Raw records
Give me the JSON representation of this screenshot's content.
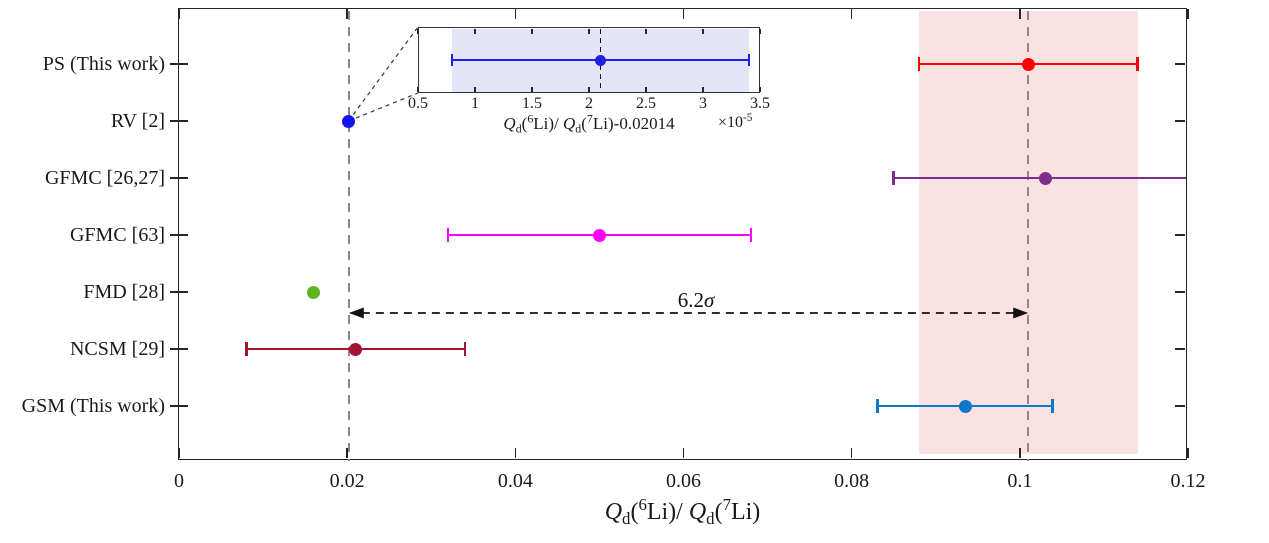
{
  "figure": {
    "background": "#FFFFFF",
    "axis_color": "#262626",
    "text_color": "#1A1A1A"
  },
  "chart_data": {
    "type": "scatter",
    "subtype": "horizontal-errorbar-comparison",
    "title": "",
    "xlabel": "Q_d(6Li)/ Q_d(7Li)",
    "ylabel": "",
    "xlim": [
      0,
      0.12
    ],
    "grid": false,
    "x_ticks": {
      "values": [
        0,
        0.02,
        0.04,
        0.06,
        0.08,
        0.1,
        0.12
      ],
      "labels": [
        "0",
        "0.02",
        "0.04",
        "0.06",
        "0.08",
        "0.1",
        "0.12"
      ]
    },
    "categories": [
      "PS (This work)",
      "RV [2]",
      "GFMC [26,27]",
      "GFMC [63]",
      "FMD [28]",
      "NCSM [29]",
      "GSM (This work)"
    ],
    "series": [
      {
        "label": "PS (This work)",
        "value": 0.101,
        "err_minus": 0.013,
        "err_plus": 0.013,
        "color": "#FF0000"
      },
      {
        "label": "RV [2]",
        "value": 0.02016,
        "err_minus": 1.3e-05,
        "err_plus": 1.3e-05,
        "color": "#1414F0"
      },
      {
        "label": "GFMC [26,27]",
        "value": 0.103,
        "err_minus": 0.018,
        "err_plus": 0.018,
        "color": "#7E2F8E"
      },
      {
        "label": "GFMC [63]",
        "value": 0.05,
        "err_minus": 0.018,
        "err_plus": 0.018,
        "color": "#FF00FF"
      },
      {
        "label": "FMD [28]",
        "value": 0.016,
        "err_minus": 0,
        "err_plus": 0,
        "color": "#5EB41E"
      },
      {
        "label": "NCSM [29]",
        "value": 0.021,
        "err_minus": 0.013,
        "err_plus": 0.013,
        "color": "#A2142F"
      },
      {
        "label": "GSM (This work)",
        "value": 0.0935,
        "err_minus": 0.0104,
        "err_plus": 0.0104,
        "color": "#0E78C8"
      }
    ],
    "shaded_band": {
      "from": 0.088,
      "to": 0.114,
      "color": "#FBE2E2"
    },
    "dashed_lines": [
      {
        "x": 0.0202
      },
      {
        "x": 0.101
      }
    ],
    "dash_color": "#8A8A8A",
    "annotation": {
      "value_text": "6.2",
      "sigma_symbol": "σ",
      "color": "#111111",
      "arrow": {
        "from_x": 0.0202,
        "to_x": 0.101,
        "style": "double-headed dashed"
      }
    },
    "connector_color": "#333333",
    "inset": {
      "xlabel": "Q_d(6Li)/ Q_d(7Li)-0.02014 ×10^-5",
      "xlim": [
        0.5,
        3.5
      ],
      "x_ticks": {
        "values": [
          0.5,
          1,
          1.5,
          2,
          2.5,
          3,
          3.5
        ],
        "labels": [
          "0.5",
          "1",
          "1.5",
          "2",
          "2.5",
          "3",
          "3.5"
        ]
      },
      "scale_label": {
        "base": "×10",
        "exp": "-5"
      },
      "point": {
        "value": 2.1,
        "err_minus": 1.3,
        "err_plus": 1.3,
        "color": "#2020E0"
      },
      "band": {
        "from": 0.8,
        "to": 3.4,
        "color": "#E4E4F8"
      },
      "dashed_line_x": 2.1,
      "xlabel_parts": {
        "q1": "Q",
        "sub1": "d",
        "open1": "(",
        "sup1": "6",
        "li1": "Li",
        "mid": ")/ ",
        "q2": "Q",
        "sub2": "d",
        "open2": "(",
        "sup2": "7",
        "li2": "Li",
        "close2": ")",
        "tail": "-0.02014"
      }
    },
    "xlabel_parts": {
      "q1": "Q",
      "sub1": "d",
      "open1": "(",
      "sup1": "6",
      "li1": "Li",
      "mid": ")/ ",
      "q2": "Q",
      "sub2": "d",
      "open2": "(",
      "sup2": "7",
      "li2": "Li",
      "close2": ")"
    }
  }
}
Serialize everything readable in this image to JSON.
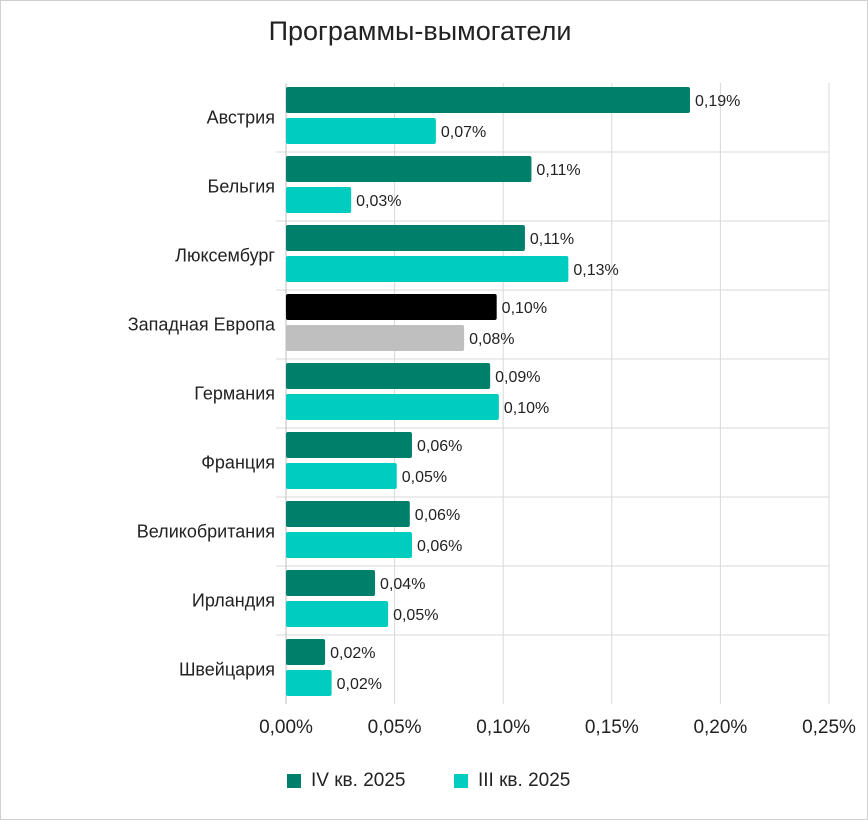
{
  "chart_data": {
    "type": "bar",
    "orientation": "horizontal",
    "title": "Программы-вымогатели",
    "categories": [
      "Австрия",
      "Бельгия",
      "Люксембург",
      "Западная Европа",
      "Германия",
      "Франция",
      "Великобритания",
      "Ирландия",
      "Швейцария"
    ],
    "series": [
      {
        "name": "IV кв. 2025",
        "color": "#00806b",
        "highlight_color": "#000000",
        "values": [
          0.186,
          0.113,
          0.11,
          0.097,
          0.094,
          0.058,
          0.057,
          0.041,
          0.018
        ],
        "labels": [
          "0,19%",
          "0,11%",
          "0,11%",
          "0,10%",
          "0,09%",
          "0,06%",
          "0,06%",
          "0,04%",
          "0,02%"
        ]
      },
      {
        "name": "III кв. 2025",
        "color": "#00cdc0",
        "highlight_color": "#bfbfbf",
        "values": [
          0.069,
          0.03,
          0.13,
          0.082,
          0.098,
          0.051,
          0.058,
          0.047,
          0.021
        ],
        "labels": [
          "0,07%",
          "0,03%",
          "0,13%",
          "0,08%",
          "0,10%",
          "0,05%",
          "0,06%",
          "0,05%",
          "0,02%"
        ]
      }
    ],
    "highlight_category": "Западная Европа",
    "xlim": [
      0,
      0.25
    ],
    "xticks": [
      0,
      0.05,
      0.1,
      0.15,
      0.2,
      0.25
    ],
    "xtick_labels": [
      "0,00%",
      "0,05%",
      "0,10%",
      "0,15%",
      "0,20%",
      "0,25%"
    ],
    "grid": true,
    "legend_position": "bottom"
  }
}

# REQUIRED WORK
Will you set down the records word for word while leaving out every picture?

# RESULT OF THIS EXERCISE
Give me the JSON representation of this screenshot's content.
{
  "figure": {
    "background": "#FFFFFF",
    "axis_color": "#262626",
    "text_color": "#1A1A1A"
  },
  "chart_data": {
    "type": "scatter",
    "subtype": "horizontal-errorbar-comparison",
    "title": "",
    "xlabel": "Q_d(6Li)/ Q_d(7Li)",
    "ylabel": "",
    "xlim": [
      0,
      0.12
    ],
    "grid": false,
    "x_ticks": {
      "values": [
        0,
        0.02,
        0.04,
        0.06,
        0.08,
        0.1,
        0.12
      ],
      "labels": [
        "0",
        "0.02",
        "0.04",
        "0.06",
        "0.08",
        "0.1",
        "0.12"
      ]
    },
    "categories": [
      "PS (This work)",
      "RV [2]",
      "GFMC [26,27]",
      "GFMC [63]",
      "FMD [28]",
      "NCSM [29]",
      "GSM (This work)"
    ],
    "series": [
      {
        "label": "PS (This work)",
        "value": 0.101,
        "err_minus": 0.013,
        "err_plus": 0.013,
        "color": "#FF0000"
      },
      {
        "label": "RV [2]",
        "value": 0.02016,
        "err_minus": 1.3e-05,
        "err_plus": 1.3e-05,
        "color": "#1414F0"
      },
      {
        "label": "GFMC [26,27]",
        "value": 0.103,
        "err_minus": 0.018,
        "err_plus": 0.018,
        "color": "#7E2F8E"
      },
      {
        "label": "GFMC [63]",
        "value": 0.05,
        "err_minus": 0.018,
        "err_plus": 0.018,
        "color": "#FF00FF"
      },
      {
        "label": "FMD [28]",
        "value": 0.016,
        "err_minus": 0,
        "err_plus": 0,
        "color": "#5EB41E"
      },
      {
        "label": "NCSM [29]",
        "value": 0.021,
        "err_minus": 0.013,
        "err_plus": 0.013,
        "color": "#A2142F"
      },
      {
        "label": "GSM (This work)",
        "value": 0.0935,
        "err_minus": 0.0104,
        "err_plus": 0.0104,
        "color": "#0E78C8"
      }
    ],
    "shaded_band": {
      "from": 0.088,
      "to": 0.114,
      "color": "#FBE2E2"
    },
    "dashed_lines": [
      {
        "x": 0.0202
      },
      {
        "x": 0.101
      }
    ],
    "dash_color": "#8A8A8A",
    "annotation": {
      "value_text": "6.2",
      "sigma_symbol": "σ",
      "color": "#111111",
      "arrow": {
        "from_x": 0.0202,
        "to_x": 0.101,
        "style": "double-headed dashed"
      }
    },
    "connector_color": "#333333",
    "inset": {
      "xlabel": "Q_d(6Li)/ Q_d(7Li)-0.02014 ×10^-5",
      "xlim": [
        0.5,
        3.5
      ],
      "x_ticks": {
        "values": [
          0.5,
          1,
          1.5,
          2,
          2.5,
          3,
          3.5
        ],
        "labels": [
          "0.5",
          "1",
          "1.5",
          "2",
          "2.5",
          "3",
          "3.5"
        ]
      },
      "scale_label": {
        "base": "×10",
        "exp": "-5"
      },
      "point": {
        "value": 2.1,
        "err_minus": 1.3,
        "err_plus": 1.3,
        "color": "#2020E0"
      },
      "band": {
        "from": 0.8,
        "to": 3.4,
        "color": "#E4E4F8"
      },
      "dashed_line_x": 2.1,
      "xlabel_parts": {
        "q1": "Q",
        "sub1": "d",
        "open1": "(",
        "sup1": "6",
        "li1": "Li",
        "mid": ")/ ",
        "q2": "Q",
        "sub2": "d",
        "open2": "(",
        "sup2": "7",
        "li2": "Li",
        "close2": ")",
        "tail": "-0.02014"
      }
    },
    "xlabel_parts": {
      "q1": "Q",
      "sub1": "d",
      "open1": "(",
      "sup1": "6",
      "li1": "Li",
      "mid": ")/ ",
      "q2": "Q",
      "sub2": "d",
      "open2": "(",
      "sup2": "7",
      "li2": "Li",
      "close2": ")"
    }
  }
}
Serialize everything readable in this image to JSON.
{
  "chart_data": {
    "type": "bar",
    "orientation": "horizontal",
    "title": "Программы-вымогатели",
    "categories": [
      "Австрия",
      "Бельгия",
      "Люксембург",
      "Западная Европа",
      "Германия",
      "Франция",
      "Великобритания",
      "Ирландия",
      "Швейцария"
    ],
    "series": [
      {
        "name": "IV кв. 2025",
        "color": "#00806b",
        "highlight_color": "#000000",
        "values": [
          0.186,
          0.113,
          0.11,
          0.097,
          0.094,
          0.058,
          0.057,
          0.041,
          0.018
        ],
        "labels": [
          "0,19%",
          "0,11%",
          "0,11%",
          "0,10%",
          "0,09%",
          "0,06%",
          "0,06%",
          "0,04%",
          "0,02%"
        ]
      },
      {
        "name": "III кв. 2025",
        "color": "#00cdc0",
        "highlight_color": "#bfbfbf",
        "values": [
          0.069,
          0.03,
          0.13,
          0.082,
          0.098,
          0.051,
          0.058,
          0.047,
          0.021
        ],
        "labels": [
          "0,07%",
          "0,03%",
          "0,13%",
          "0,08%",
          "0,10%",
          "0,05%",
          "0,06%",
          "0,05%",
          "0,02%"
        ]
      }
    ],
    "highlight_category": "Западная Европа",
    "xlim": [
      0,
      0.25
    ],
    "xticks": [
      0,
      0.05,
      0.1,
      0.15,
      0.2,
      0.25
    ],
    "xtick_labels": [
      "0,00%",
      "0,05%",
      "0,10%",
      "0,15%",
      "0,20%",
      "0,25%"
    ],
    "grid": true,
    "legend_position": "bottom"
  }
}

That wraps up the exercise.